CONSIGNES | Reproduisez fidèlement le passage de l’entretien sur l’enseignement de l’histoire qui commence par « Basta!  : Comme » et se poursuit jusqu’à « historique. Comment réagissez-vous ? ».

Lors de chaque campagne électorale, le sujet revient dans le débat : l’histoire serait mal enseignée à l’école. Il faudrait revenir à un grand « récit national », avec ses rois, ses « grands hommes » et ses grands mythes, sous prétexte d’imposer aux élèves une certaine identité de la France. François Fillon déplorait fin août que l’enseignement actuel faisait « douter de notre histoire ». Nicolas Sarkozy vient d’asséner, lors d’un meeting, que « dès que l’on devient français, nos ancêtres sont gaulois ». Face à cette instrumentalisation, que peuvent les professeurs d’histoire pour éviter, devant leurs élèves, de devenir de vulgaires propagandistes ? Entretien avec Véronique Servat, professeur d’histoire-géo en collège.

Basta!  : Comme à chaque rentrée, des personnalités de droite s’en prennent à nouveau à l’enseignement de l’histoire ou caricaturent l’héritage historique. Comment réagissez-vous ?

Véronique Servat [1] : Ce discours a acquis une forte emprise dans l’espace public. Une partie du monde politique l’instrumentalise à des fins identitaires, à l’exemple de Sarkozy lors de sa campagne de 2007 puis, de nouveau, à l’occasion des primaires. Sa précédente campagne présidentielle était déjà centrée sur le thème de l’identité nationale. La création d’un ministère avec cet intitulé avait, à l’époque, poussé à la démission une partie de l’équipe d’historiens du nouveau musée de l’immigration qui s’apprêtait à ouvrir. Cela recommence aujourd’hui. Les questions identitaires sont sans arrêt remises sur le devant de la scène. Et pas seulement par Sarkozy : d’autres candidats à la primaire des Républicains comme François Fillon ou Bruno Lemaire, et de crypto-experts font la promotion du « récit national » [2].

Ces gens n’ont absolument aucune connaissance de ce que signifie enseigner l’histoire aujourd’hui. Il se calent sur leur propre expérience de cette matière qui date d’il y a quarante ou cinquante ans, lorsqu’ils étaient élèves. Chez eux, on retrouve ce vieux mythe du récit national, d’une histoire réconfortante et apaisante. Ce sont des personnes qui font de la notion d’identité leur fonds de commerce.

Ce dont ils parlent n’a rien à voir avec notre exercice professionnel, en tant qu’enseignant ou universitaire, ni avec le travail d’historien. La plupart d’entre eux ne savent pas qu’un professeur d’histoire fait réfléchir ses élèves à ce qu’est une source historique, ce qu’est un point de vue, comment on les confronte, comment on critique un document. L’histoire, c’est un questionnement, c’est une problématisation des sources et des points de vue. Ce n’est en aucun cas une contemplation béate d’un passé révolu. Ces intellectuels et ces hommes politiques sont totalement repliés sur le pré-carré hexagonal. Nous, dans nos classes, nous enseignons à l’échelle du monde. Ces gens-là nous disent qu’il faut former des citoyens. Or aujourd’hui, le citoyen vit dans l’espace européen, il vit dans l’espace mondial. Cette vision purement hexagonale de l’histoire n’a plus aucun sens.

DONNÉES FOURNIES |
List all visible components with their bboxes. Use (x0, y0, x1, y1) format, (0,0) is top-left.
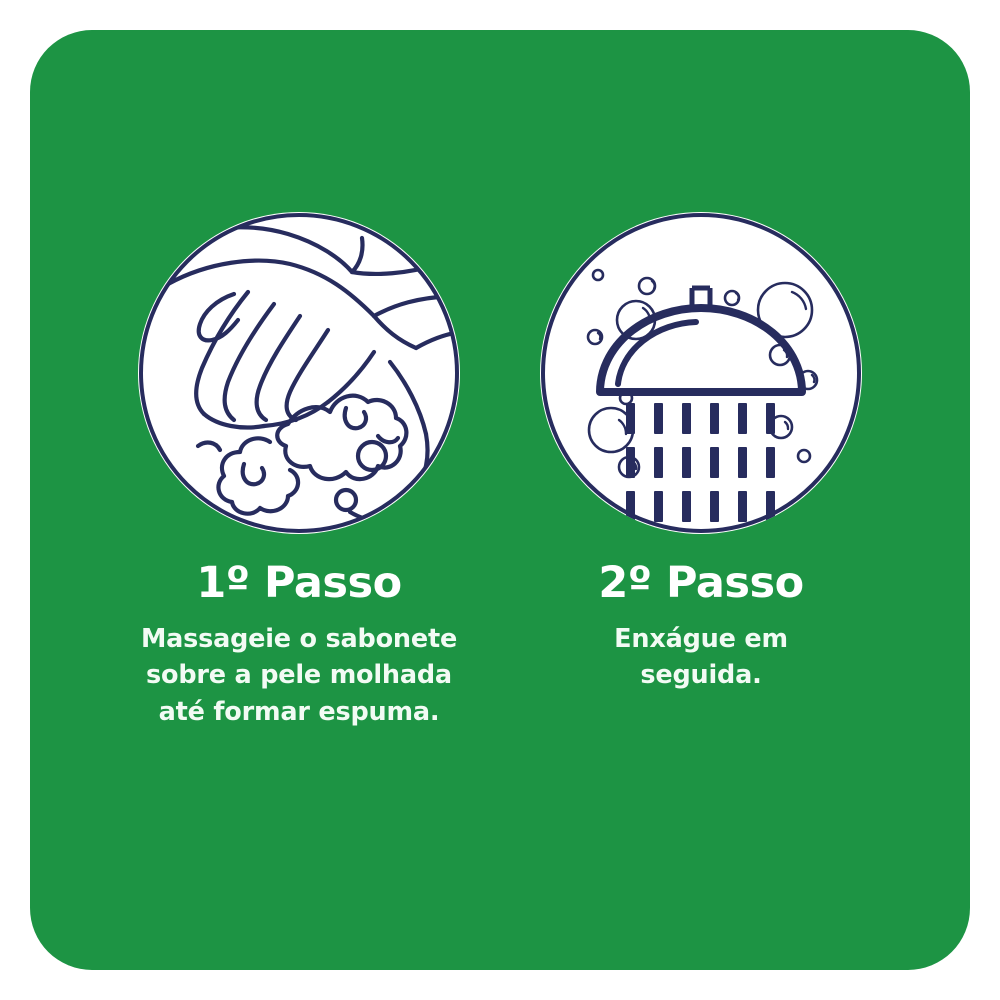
step-1-description-line-3: até formar espuma. (134, 694, 464, 730)
step-2-description: Enxágue em seguida. (536, 621, 866, 693)
step-2-description-line-2: seguida. (536, 657, 866, 693)
instruction-card-canvas: 1º Passo Massageie o sabonete sobre a pe… (0, 0, 1000, 1000)
step-2: 2º Passo Enxágue em seguida. (500, 30, 902, 694)
step-2-title: 2º Passo (598, 561, 803, 606)
step-2-illustration-circle (540, 212, 862, 534)
step-2-description-line-1: Enxágue em (536, 621, 866, 657)
steps-container: 1º Passo Massageie o sabonete sobre a pe… (30, 30, 970, 970)
step-1-description-line-1: Massageie o sabonete (134, 621, 464, 657)
hand-massaging-foam-icon (138, 212, 460, 534)
step-1-illustration-circle (138, 212, 460, 534)
step-1-description-line-2: sobre a pele molhada (134, 657, 464, 693)
step-1-description: Massageie o sabonete sobre a pele molhad… (134, 621, 464, 730)
shower-head-water-icon (540, 212, 862, 534)
step-1-title: 1º Passo (196, 561, 401, 606)
step-1: 1º Passo Massageie o sabonete sobre a pe… (98, 30, 500, 730)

RÉSULTAT |
Basta!  : Comme à chaque rentrée, des personnalités de droite s’en prennent à nouveau à l’enseignement de l’histoire ou caricaturent l’héritage historique. Comment réagissez-vous ?